* **AIM OF THE TASK**
Format every line in the records below as a numbered list, leaving out any blank lines.

[Some records]
————————

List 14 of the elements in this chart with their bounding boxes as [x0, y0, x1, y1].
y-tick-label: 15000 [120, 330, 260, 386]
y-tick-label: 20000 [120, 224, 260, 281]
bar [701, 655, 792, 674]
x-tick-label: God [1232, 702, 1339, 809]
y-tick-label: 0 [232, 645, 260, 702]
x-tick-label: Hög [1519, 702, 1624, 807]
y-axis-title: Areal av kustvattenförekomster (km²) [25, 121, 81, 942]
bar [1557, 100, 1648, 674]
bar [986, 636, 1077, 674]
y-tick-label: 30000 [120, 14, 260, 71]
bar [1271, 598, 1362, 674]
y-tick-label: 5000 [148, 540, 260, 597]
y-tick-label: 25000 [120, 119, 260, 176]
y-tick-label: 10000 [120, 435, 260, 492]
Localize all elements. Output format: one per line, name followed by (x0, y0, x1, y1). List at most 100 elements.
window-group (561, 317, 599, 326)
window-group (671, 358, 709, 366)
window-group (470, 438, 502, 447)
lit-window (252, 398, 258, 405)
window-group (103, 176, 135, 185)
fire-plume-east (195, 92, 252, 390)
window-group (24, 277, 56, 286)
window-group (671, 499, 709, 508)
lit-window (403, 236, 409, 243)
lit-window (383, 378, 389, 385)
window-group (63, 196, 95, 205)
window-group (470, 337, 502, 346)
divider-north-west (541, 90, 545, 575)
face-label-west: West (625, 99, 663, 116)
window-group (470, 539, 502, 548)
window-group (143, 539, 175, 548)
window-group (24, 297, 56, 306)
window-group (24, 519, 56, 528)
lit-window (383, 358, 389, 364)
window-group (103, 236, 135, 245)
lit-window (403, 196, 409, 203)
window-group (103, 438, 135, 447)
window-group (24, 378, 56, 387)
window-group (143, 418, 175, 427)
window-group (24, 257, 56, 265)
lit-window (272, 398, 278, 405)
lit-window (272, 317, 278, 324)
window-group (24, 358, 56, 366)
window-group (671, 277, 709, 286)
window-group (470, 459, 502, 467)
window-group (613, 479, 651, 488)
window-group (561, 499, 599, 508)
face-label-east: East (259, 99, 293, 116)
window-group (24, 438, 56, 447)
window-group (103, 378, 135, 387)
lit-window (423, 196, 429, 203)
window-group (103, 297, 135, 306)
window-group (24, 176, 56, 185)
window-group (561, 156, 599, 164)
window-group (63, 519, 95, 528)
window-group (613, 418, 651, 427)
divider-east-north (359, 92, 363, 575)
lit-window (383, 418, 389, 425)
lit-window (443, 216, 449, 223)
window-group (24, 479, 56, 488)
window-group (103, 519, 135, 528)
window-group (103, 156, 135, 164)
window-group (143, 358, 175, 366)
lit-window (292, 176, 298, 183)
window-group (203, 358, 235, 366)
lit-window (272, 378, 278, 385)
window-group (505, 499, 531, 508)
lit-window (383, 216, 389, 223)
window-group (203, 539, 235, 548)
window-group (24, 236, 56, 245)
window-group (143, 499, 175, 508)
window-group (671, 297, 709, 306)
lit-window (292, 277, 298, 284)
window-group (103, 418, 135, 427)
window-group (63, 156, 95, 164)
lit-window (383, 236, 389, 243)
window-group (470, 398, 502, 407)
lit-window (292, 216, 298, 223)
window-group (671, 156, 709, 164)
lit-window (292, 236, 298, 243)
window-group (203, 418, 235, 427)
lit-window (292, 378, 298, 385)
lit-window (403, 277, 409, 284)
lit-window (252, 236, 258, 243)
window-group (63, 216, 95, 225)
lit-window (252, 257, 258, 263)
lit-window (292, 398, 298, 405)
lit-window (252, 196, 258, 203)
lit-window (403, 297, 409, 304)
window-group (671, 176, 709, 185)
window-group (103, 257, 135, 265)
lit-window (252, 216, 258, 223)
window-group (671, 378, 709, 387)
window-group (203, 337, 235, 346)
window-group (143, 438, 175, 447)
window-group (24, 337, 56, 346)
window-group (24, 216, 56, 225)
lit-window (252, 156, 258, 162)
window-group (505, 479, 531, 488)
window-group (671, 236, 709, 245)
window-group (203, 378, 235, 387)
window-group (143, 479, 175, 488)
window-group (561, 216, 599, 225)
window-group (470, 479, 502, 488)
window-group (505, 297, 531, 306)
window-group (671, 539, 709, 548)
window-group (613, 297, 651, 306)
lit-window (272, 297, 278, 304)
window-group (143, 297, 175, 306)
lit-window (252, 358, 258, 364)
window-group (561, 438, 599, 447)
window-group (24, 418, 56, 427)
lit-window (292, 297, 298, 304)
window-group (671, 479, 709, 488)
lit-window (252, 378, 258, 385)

————————

* **SOLUTION**
1. List 14 of the elements in this chart with their bounding boxes as [x0, y0, x1, y1].
2. y-tick-label: 15000 [120, 330, 260, 386]
3. y-tick-label: 20000 [120, 224, 260, 281]
4. bar [701, 655, 792, 674]
5. x-tick-label: God [1232, 702, 1339, 809]
6. y-tick-label: 0 [232, 645, 260, 702]
7. x-tick-label: Hög [1519, 702, 1624, 807]
8. y-axis-title: Areal av kustvattenförekomster (km²) [25, 121, 81, 942]
9. bar [1557, 100, 1648, 674]
10. bar [986, 636, 1077, 674]
11. y-tick-label: 30000 [120, 14, 260, 71]
12. bar [1271, 598, 1362, 674]
13. y-tick-label: 5000 [148, 540, 260, 597]
14. y-tick-label: 25000 [120, 119, 260, 176]
15. y-tick-label: 10000 [120, 435, 260, 492]
16. Localize all elements. Output format: one per line, name followed by (x0, y0, x1, y1). List at most 100 elements.
17. window-group (561, 317, 599, 326)
18. window-group (671, 358, 709, 366)
19. window-group (470, 438, 502, 447)
20. lit-window (252, 398, 258, 405)
21. window-group (103, 176, 135, 185)
22. fire-plume-east (195, 92, 252, 390)
23. window-group (24, 277, 56, 286)
24. window-group (671, 499, 709, 508)
25. lit-window (403, 236, 409, 243)
26. lit-window (383, 378, 389, 385)
27. window-group (63, 196, 95, 205)
28. window-group (470, 337, 502, 346)
29. divider-north-west (541, 90, 545, 575)
30. face-label-west: West (625, 99, 663, 116)
31. window-group (470, 539, 502, 548)
32. window-group (143, 539, 175, 548)
33. window-group (24, 297, 56, 306)
34. window-group (24, 519, 56, 528)
35. lit-window (383, 358, 389, 364)
36. window-group (103, 236, 135, 245)
37. lit-window (403, 196, 409, 203)
38. window-group (103, 438, 135, 447)
39. window-group (24, 378, 56, 387)
40. window-group (143, 418, 175, 427)
41. window-group (24, 257, 56, 265)
42. lit-window (272, 398, 278, 405)
43. lit-window (272, 317, 278, 324)
44. window-group (24, 358, 56, 366)
45. window-group (671, 277, 709, 286)
46. window-group (470, 459, 502, 467)
47. window-group (613, 479, 651, 488)
48. window-group (561, 499, 599, 508)
49. face-label-east: East (259, 99, 293, 116)
50. window-group (24, 438, 56, 447)
51. window-group (103, 378, 135, 387)
52. lit-window (423, 196, 429, 203)
53. window-group (103, 297, 135, 306)
54. window-group (24, 176, 56, 185)
55. window-group (561, 156, 599, 164)
56. window-group (63, 519, 95, 528)
57. window-group (613, 418, 651, 427)
58. divider-east-north (359, 92, 363, 575)
59. lit-window (383, 418, 389, 425)
60. lit-window (443, 216, 449, 223)
61. window-group (24, 479, 56, 488)
62. window-group (103, 519, 135, 528)
63. window-group (103, 156, 135, 164)
64. window-group (143, 358, 175, 366)
65. lit-window (292, 176, 298, 183)
66. window-group (203, 358, 235, 366)
67. lit-window (272, 378, 278, 385)
68. window-group (505, 499, 531, 508)
69. lit-window (383, 216, 389, 223)
70. window-group (203, 539, 235, 548)
71. window-group (24, 236, 56, 245)
72. window-group (143, 499, 175, 508)
73. window-group (671, 297, 709, 306)
74. lit-window (292, 277, 298, 284)
75. window-group (103, 418, 135, 427)
76. window-group (63, 156, 95, 164)
77. lit-window (383, 236, 389, 243)
78. window-group (470, 398, 502, 407)
79. lit-window (292, 216, 298, 223)
80. window-group (671, 156, 709, 164)
81. lit-window (292, 236, 298, 243)
82. window-group (203, 418, 235, 427)
83. lit-window (292, 378, 298, 385)
84. lit-window (403, 277, 409, 284)
85. lit-window (252, 236, 258, 243)
86. window-group (63, 216, 95, 225)
87. lit-window (252, 257, 258, 263)
88. lit-window (292, 398, 298, 405)
89. lit-window (252, 196, 258, 203)
90. lit-window (403, 297, 409, 304)
91. window-group (671, 176, 709, 185)
92. window-group (103, 257, 135, 265)
93. lit-window (252, 216, 258, 223)
94. window-group (671, 378, 709, 387)
95. window-group (203, 337, 235, 346)
96. window-group (143, 438, 175, 447)
97. window-group (24, 337, 56, 346)
98. window-group (24, 216, 56, 225)
99. lit-window (252, 156, 258, 162)
100. window-group (505, 479, 531, 488)
101. window-group (671, 236, 709, 245)
102. window-group (203, 378, 235, 387)
103. window-group (143, 479, 175, 488)
104. window-group (561, 216, 599, 225)
105. window-group (470, 479, 502, 488)
106. window-group (505, 297, 531, 306)
107. window-group (671, 539, 709, 548)
108. window-group (613, 297, 651, 306)
109. lit-window (272, 297, 278, 304)
110. window-group (143, 297, 175, 306)
111. lit-window (252, 358, 258, 364)
112. window-group (561, 438, 599, 447)
113. window-group (24, 418, 56, 427)
114. lit-window (292, 297, 298, 304)
115. window-group (671, 479, 709, 488)
116. lit-window (252, 378, 258, 385)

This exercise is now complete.